# [Objective]
Copy every line of the data that includes the string "pressure".

— START OF Entries provided —

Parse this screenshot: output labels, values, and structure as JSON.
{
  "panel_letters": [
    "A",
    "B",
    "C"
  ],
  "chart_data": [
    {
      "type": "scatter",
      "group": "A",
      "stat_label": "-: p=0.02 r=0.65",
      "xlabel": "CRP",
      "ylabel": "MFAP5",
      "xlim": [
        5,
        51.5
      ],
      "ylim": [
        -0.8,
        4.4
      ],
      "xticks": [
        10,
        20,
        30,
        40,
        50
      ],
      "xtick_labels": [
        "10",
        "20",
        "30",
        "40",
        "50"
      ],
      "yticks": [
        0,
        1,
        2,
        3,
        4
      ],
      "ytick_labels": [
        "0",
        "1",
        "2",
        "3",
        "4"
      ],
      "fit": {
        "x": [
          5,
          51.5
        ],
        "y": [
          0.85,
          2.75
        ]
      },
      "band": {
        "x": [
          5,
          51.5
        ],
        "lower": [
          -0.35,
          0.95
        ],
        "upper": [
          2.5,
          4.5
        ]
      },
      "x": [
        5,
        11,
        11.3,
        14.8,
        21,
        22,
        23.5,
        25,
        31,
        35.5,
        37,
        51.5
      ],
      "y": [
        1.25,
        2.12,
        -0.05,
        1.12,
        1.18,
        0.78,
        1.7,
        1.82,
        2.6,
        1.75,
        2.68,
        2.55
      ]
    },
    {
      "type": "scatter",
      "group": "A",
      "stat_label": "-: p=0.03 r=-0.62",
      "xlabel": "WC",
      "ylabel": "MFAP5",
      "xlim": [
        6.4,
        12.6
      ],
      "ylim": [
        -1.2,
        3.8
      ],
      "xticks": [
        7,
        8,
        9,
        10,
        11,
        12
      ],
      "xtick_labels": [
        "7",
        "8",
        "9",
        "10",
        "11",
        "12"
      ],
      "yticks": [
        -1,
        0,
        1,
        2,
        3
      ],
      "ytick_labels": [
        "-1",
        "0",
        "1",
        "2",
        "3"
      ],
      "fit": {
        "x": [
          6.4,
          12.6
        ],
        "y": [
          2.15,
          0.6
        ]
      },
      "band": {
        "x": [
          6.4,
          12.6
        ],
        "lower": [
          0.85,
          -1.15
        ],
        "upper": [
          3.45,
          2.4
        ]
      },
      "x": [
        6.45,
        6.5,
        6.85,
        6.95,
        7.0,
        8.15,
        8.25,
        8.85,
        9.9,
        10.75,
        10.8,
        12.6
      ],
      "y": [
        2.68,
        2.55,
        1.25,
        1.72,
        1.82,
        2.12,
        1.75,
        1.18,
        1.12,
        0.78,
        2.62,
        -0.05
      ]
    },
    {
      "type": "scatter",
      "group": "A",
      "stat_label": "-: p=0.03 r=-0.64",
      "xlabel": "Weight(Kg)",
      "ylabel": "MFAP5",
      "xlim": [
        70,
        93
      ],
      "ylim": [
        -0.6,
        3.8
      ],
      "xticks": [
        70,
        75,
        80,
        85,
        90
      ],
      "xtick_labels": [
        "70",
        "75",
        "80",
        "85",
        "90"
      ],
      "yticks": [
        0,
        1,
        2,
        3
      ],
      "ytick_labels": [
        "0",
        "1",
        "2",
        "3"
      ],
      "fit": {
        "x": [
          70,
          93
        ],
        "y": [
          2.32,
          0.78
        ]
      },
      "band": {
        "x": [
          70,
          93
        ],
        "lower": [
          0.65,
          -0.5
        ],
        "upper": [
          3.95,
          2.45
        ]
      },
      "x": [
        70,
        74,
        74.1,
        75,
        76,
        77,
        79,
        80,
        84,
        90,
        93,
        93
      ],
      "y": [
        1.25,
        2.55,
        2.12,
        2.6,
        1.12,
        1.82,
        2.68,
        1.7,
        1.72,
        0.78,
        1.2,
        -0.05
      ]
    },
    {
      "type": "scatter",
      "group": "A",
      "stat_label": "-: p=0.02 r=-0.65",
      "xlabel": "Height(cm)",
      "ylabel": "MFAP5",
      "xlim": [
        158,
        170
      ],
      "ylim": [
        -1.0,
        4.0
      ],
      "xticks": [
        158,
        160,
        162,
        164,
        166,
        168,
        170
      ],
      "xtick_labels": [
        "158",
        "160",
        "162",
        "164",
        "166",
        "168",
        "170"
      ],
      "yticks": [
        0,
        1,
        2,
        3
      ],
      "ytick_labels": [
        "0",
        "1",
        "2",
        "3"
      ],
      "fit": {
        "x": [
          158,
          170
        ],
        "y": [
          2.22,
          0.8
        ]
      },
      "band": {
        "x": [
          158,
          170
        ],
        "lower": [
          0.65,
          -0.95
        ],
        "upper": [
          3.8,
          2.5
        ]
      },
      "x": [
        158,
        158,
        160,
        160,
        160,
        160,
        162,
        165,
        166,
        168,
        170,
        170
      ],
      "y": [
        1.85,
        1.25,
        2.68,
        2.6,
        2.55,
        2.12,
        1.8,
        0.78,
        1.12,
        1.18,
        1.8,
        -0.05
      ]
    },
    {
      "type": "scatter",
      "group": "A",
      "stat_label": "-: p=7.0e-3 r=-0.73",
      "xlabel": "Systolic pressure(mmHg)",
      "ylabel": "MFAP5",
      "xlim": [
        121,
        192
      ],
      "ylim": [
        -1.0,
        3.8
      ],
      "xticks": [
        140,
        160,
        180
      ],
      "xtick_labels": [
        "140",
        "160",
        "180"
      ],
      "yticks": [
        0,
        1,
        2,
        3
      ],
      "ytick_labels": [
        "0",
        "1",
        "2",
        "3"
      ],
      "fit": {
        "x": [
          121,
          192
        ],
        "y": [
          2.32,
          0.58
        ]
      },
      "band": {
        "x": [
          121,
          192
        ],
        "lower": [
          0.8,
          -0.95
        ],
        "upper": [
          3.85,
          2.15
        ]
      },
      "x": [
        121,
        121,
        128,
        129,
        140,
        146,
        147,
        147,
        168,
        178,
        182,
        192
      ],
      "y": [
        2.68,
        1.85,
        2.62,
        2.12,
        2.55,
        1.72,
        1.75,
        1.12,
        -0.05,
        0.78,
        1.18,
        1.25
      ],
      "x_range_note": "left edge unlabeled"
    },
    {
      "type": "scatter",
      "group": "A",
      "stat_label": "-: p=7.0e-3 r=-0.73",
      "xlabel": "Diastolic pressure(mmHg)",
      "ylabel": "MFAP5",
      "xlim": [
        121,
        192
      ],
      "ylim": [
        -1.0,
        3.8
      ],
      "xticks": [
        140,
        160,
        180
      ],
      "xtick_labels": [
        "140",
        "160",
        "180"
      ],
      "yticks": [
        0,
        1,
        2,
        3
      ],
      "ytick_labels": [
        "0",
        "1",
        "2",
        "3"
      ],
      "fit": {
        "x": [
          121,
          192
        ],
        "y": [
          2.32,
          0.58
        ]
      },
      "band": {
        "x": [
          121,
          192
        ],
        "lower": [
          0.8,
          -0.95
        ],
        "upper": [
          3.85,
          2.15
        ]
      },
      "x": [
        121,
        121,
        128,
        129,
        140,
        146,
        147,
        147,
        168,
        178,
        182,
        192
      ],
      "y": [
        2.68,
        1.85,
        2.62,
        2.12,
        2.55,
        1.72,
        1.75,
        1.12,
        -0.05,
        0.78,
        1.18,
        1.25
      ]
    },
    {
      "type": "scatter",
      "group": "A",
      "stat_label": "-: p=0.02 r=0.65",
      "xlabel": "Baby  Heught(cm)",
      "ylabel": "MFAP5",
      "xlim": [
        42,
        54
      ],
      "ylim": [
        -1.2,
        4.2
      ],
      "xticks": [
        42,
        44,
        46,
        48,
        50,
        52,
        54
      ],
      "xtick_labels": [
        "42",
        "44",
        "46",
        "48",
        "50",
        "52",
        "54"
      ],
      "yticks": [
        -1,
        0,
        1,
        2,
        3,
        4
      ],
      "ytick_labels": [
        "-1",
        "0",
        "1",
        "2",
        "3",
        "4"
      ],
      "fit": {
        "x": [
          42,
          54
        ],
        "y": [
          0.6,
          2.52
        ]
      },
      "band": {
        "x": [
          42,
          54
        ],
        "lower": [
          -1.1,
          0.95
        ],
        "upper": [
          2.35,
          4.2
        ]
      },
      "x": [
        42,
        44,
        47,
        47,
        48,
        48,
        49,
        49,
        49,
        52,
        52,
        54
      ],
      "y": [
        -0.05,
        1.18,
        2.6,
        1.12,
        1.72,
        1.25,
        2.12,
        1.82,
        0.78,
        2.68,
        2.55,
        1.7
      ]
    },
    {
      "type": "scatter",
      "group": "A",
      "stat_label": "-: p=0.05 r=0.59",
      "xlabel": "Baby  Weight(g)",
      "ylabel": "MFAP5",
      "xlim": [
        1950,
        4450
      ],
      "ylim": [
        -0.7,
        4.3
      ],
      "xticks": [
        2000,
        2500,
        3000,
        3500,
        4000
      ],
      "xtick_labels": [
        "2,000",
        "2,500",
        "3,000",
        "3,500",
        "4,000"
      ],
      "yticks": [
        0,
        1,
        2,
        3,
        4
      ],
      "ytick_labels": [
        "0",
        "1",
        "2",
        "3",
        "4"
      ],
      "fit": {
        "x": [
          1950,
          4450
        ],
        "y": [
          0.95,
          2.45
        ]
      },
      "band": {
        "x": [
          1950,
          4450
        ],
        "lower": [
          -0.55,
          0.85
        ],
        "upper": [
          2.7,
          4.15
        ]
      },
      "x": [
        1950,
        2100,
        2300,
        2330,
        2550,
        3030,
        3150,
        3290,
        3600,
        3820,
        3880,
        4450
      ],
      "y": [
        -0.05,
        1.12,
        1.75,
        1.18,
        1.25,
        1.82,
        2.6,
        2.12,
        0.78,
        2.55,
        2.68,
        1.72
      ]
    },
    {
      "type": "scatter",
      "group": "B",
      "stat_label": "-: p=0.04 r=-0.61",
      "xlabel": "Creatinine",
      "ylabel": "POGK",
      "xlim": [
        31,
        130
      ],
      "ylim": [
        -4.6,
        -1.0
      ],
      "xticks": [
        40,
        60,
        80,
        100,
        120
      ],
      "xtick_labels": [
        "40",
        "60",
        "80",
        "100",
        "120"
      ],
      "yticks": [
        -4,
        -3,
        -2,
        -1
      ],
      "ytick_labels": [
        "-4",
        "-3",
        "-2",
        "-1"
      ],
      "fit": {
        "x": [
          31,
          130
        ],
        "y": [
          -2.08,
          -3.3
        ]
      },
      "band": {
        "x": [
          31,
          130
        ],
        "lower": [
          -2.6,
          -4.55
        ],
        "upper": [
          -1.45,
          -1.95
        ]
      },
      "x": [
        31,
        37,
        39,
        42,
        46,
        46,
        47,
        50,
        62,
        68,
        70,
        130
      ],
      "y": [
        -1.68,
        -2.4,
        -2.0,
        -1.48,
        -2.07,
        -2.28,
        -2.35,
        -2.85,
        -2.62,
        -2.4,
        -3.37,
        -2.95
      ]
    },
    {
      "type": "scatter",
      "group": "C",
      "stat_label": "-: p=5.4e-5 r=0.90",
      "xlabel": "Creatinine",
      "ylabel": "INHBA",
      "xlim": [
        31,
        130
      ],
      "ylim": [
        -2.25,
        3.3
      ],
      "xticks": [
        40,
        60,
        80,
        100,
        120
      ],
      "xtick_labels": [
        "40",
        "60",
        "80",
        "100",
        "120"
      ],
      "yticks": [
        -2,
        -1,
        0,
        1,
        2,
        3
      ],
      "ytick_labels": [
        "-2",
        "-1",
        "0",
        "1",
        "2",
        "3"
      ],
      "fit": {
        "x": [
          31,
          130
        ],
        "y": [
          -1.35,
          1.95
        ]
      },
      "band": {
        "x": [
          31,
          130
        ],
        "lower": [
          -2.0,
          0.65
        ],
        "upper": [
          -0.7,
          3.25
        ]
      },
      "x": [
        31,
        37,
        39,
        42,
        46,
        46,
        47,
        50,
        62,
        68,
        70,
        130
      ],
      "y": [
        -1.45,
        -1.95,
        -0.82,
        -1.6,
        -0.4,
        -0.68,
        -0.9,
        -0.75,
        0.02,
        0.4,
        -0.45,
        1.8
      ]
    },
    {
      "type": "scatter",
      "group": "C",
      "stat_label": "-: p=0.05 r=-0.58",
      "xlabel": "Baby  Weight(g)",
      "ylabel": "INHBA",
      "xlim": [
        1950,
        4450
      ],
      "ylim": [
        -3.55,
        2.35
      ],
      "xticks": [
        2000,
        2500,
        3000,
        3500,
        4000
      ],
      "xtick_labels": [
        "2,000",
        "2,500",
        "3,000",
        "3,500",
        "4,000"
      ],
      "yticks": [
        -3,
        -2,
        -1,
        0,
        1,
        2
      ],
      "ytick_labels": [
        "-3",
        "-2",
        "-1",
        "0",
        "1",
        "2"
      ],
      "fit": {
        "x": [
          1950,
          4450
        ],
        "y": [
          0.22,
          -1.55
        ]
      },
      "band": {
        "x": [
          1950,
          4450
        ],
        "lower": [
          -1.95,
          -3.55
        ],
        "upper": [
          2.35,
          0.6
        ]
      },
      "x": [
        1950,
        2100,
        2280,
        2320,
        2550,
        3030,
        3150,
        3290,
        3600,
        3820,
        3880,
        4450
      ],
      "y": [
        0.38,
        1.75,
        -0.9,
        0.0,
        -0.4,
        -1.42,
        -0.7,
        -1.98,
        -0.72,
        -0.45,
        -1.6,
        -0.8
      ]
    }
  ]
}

— END OF Entries provided —

# [Complete response]
      "xlabel": "Systolic pressure(mmHg)",
      "xlabel": "Diastolic pressure(mmHg)",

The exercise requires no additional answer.